[START]
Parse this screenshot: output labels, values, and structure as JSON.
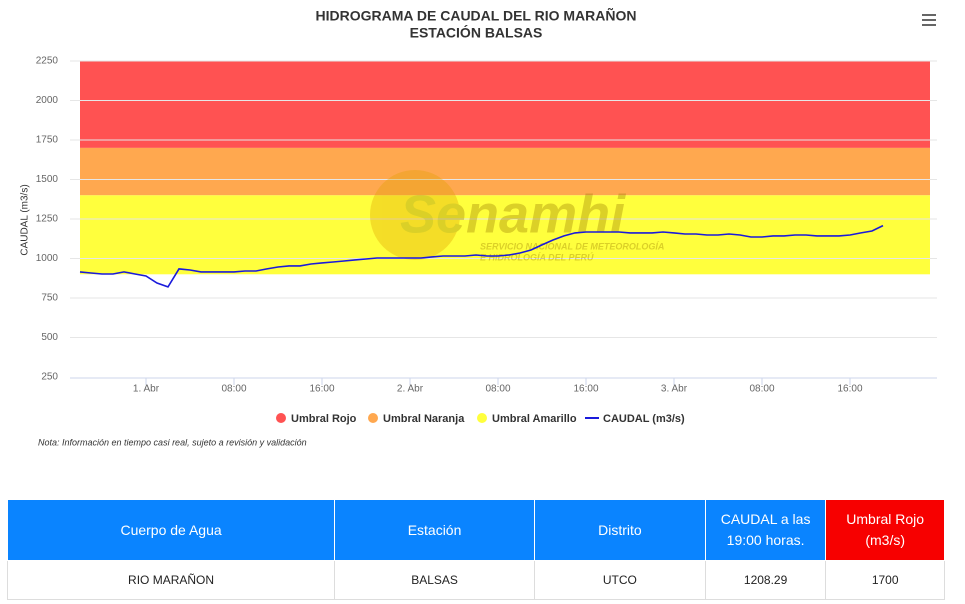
{
  "chart_data": {
    "type": "line",
    "title": "HIDROGRAMA DE CAUDAL DEL RIO MARAÑON",
    "subtitle": "ESTACIÓN BALSAS",
    "y_label": "CAUDAL (m3/s)",
    "note": "Nota: Información en tiempo casi real, sujeto a revisión y validación",
    "watermark": {
      "title": "Senamhi",
      "line1": "SERVICIO NACIONAL DE METEOROLOGÍA",
      "line2": "E HIDROLOGÍA DEL PERÚ"
    },
    "categories": [
      null,
      null,
      null,
      null,
      null,
      null,
      "1. Abr",
      null,
      null,
      null,
      null,
      null,
      null,
      null,
      "08:00",
      null,
      null,
      null,
      null,
      null,
      null,
      null,
      "16:00",
      null,
      null,
      null,
      null,
      null,
      null,
      null,
      "2. Abr",
      null,
      null,
      null,
      null,
      null,
      null,
      null,
      "08:00",
      null,
      null,
      null,
      null,
      null,
      null,
      null,
      "16:00",
      null,
      null,
      null,
      null,
      null,
      null,
      null,
      "3. Abr",
      null,
      null,
      null,
      null,
      null,
      null,
      null,
      "08:00",
      null,
      null,
      null,
      null,
      null,
      null,
      null,
      "16:00",
      null,
      null,
      null
    ],
    "series": [
      {
        "name": "CAUDAL (m3/s)",
        "color": "#1a1adb",
        "values": [
          915,
          908,
          902,
          902,
          915,
          902,
          889,
          845,
          820,
          934,
          927,
          915,
          915,
          915,
          915,
          921,
          921,
          934,
          946,
          953,
          953,
          965,
          972,
          978,
          984,
          991,
          997,
          1003,
          1003,
          1003,
          1003,
          1003,
          1010,
          1016,
          1016,
          1016,
          1022,
          1016,
          1016,
          1022,
          1035,
          1054,
          1086,
          1117,
          1143,
          1162,
          1168,
          1168,
          1168,
          1168,
          1162,
          1162,
          1162,
          1168,
          1162,
          1155,
          1155,
          1149,
          1149,
          1155,
          1149,
          1136,
          1136,
          1143,
          1143,
          1149,
          1149,
          1143,
          1143,
          1143,
          1149,
          1162,
          1174,
          1208
        ]
      }
    ],
    "bands": [
      {
        "name": "Umbral Rojo",
        "color": "#ff5252",
        "from": 1700,
        "to": 2250
      },
      {
        "name": "Umbral Naranja",
        "color": "#ffa84f",
        "from": 1400,
        "to": 1700
      },
      {
        "name": "Umbral Amarillo",
        "color": "#ffff3d",
        "from": 900,
        "to": 1400
      }
    ],
    "ylim": [
      250,
      2250
    ],
    "yticks": [
      250,
      500,
      750,
      1000,
      1250,
      1500,
      1750,
      2000,
      2250
    ],
    "grid": true
  },
  "table": {
    "headers": [
      "Cuerpo de Agua",
      "Estación",
      "Distrito",
      "CAUDAL a las 19:00 horas.",
      "Umbral Rojo (m3/s)"
    ],
    "rows": [
      [
        "RIO MARAÑON",
        "BALSAS",
        "UTCO",
        1208.29,
        1700
      ]
    ]
  }
}
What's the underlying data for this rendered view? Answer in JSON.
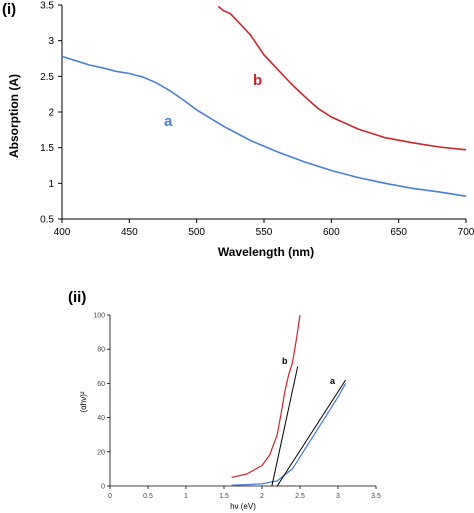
{
  "figure": {
    "panel_labels": [
      "(i)",
      "(ii)"
    ]
  },
  "chart_data": [
    {
      "type": "line",
      "panel": "(i)",
      "xlabel": "Wavelength (nm)",
      "ylabel": "Absorption (A)",
      "xlim": [
        400,
        700
      ],
      "ylim": [
        0.5,
        3.5
      ],
      "xticks": [
        "400",
        "450",
        "500",
        "550",
        "600",
        "650",
        "700"
      ],
      "yticks": [
        "0.5",
        "1",
        "1.5",
        "2",
        "2.5",
        "3",
        "3.5"
      ],
      "grid": false,
      "series": [
        {
          "name": "a",
          "color": "#4a7fd4",
          "x": [
            400,
            410,
            420,
            430,
            440,
            450,
            460,
            470,
            480,
            490,
            500,
            520,
            540,
            560,
            580,
            600,
            620,
            640,
            660,
            680,
            700
          ],
          "y": [
            2.78,
            2.72,
            2.66,
            2.62,
            2.57,
            2.54,
            2.49,
            2.41,
            2.3,
            2.17,
            2.03,
            1.8,
            1.6,
            1.44,
            1.3,
            1.18,
            1.08,
            1.0,
            0.93,
            0.88,
            0.82
          ]
        },
        {
          "name": "b",
          "color": "#c8252b",
          "x": [
            516,
            520,
            525,
            530,
            540,
            550,
            560,
            570,
            580,
            590,
            600,
            620,
            640,
            660,
            680,
            700
          ],
          "y": [
            3.48,
            3.42,
            3.38,
            3.28,
            3.08,
            2.8,
            2.6,
            2.4,
            2.22,
            2.05,
            1.93,
            1.76,
            1.64,
            1.57,
            1.51,
            1.47
          ]
        }
      ]
    },
    {
      "type": "line",
      "panel": "(ii)",
      "xlabel": "hν (eV)",
      "ylabel": "(αhν)²",
      "xlim": [
        0,
        3.5
      ],
      "ylim": [
        0,
        100
      ],
      "xticks": [
        "0",
        "0.5",
        "1",
        "1.5",
        "2",
        "2.5",
        "3",
        "3.5"
      ],
      "yticks": [
        "0",
        "20",
        "40",
        "60",
        "80",
        "100"
      ],
      "grid": false,
      "series": [
        {
          "name": "a",
          "color": "#4a7fd4",
          "x": [
            1.6,
            1.8,
            2.0,
            2.2,
            2.4,
            2.6,
            2.8,
            3.0,
            3.1
          ],
          "y": [
            0.5,
            0.8,
            1.2,
            3,
            10,
            24,
            38,
            52,
            60
          ]
        },
        {
          "name": "b",
          "color": "#c8252b",
          "x": [
            1.6,
            1.8,
            2.0,
            2.1,
            2.2,
            2.25,
            2.3,
            2.35,
            2.4,
            2.45,
            2.5
          ],
          "y": [
            5,
            7,
            12,
            18,
            30,
            42,
            55,
            65,
            72,
            85,
            100
          ]
        }
      ],
      "tangent_lines": [
        {
          "series": "b",
          "x": [
            2.13,
            2.47
          ],
          "y": [
            0,
            70
          ],
          "color": "#000000"
        },
        {
          "series": "a",
          "x": [
            2.2,
            3.1
          ],
          "y": [
            0,
            62
          ],
          "color": "#000000"
        }
      ]
    }
  ]
}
[END]
**Job:** Where a line in the entries holds the word "MARAÑON", copy that line.

**Result for this exercise:**
    "title": "HIDROGRAMA DE CAUDAL DEL RIO MARAÑON",
        "RIO MARAÑON",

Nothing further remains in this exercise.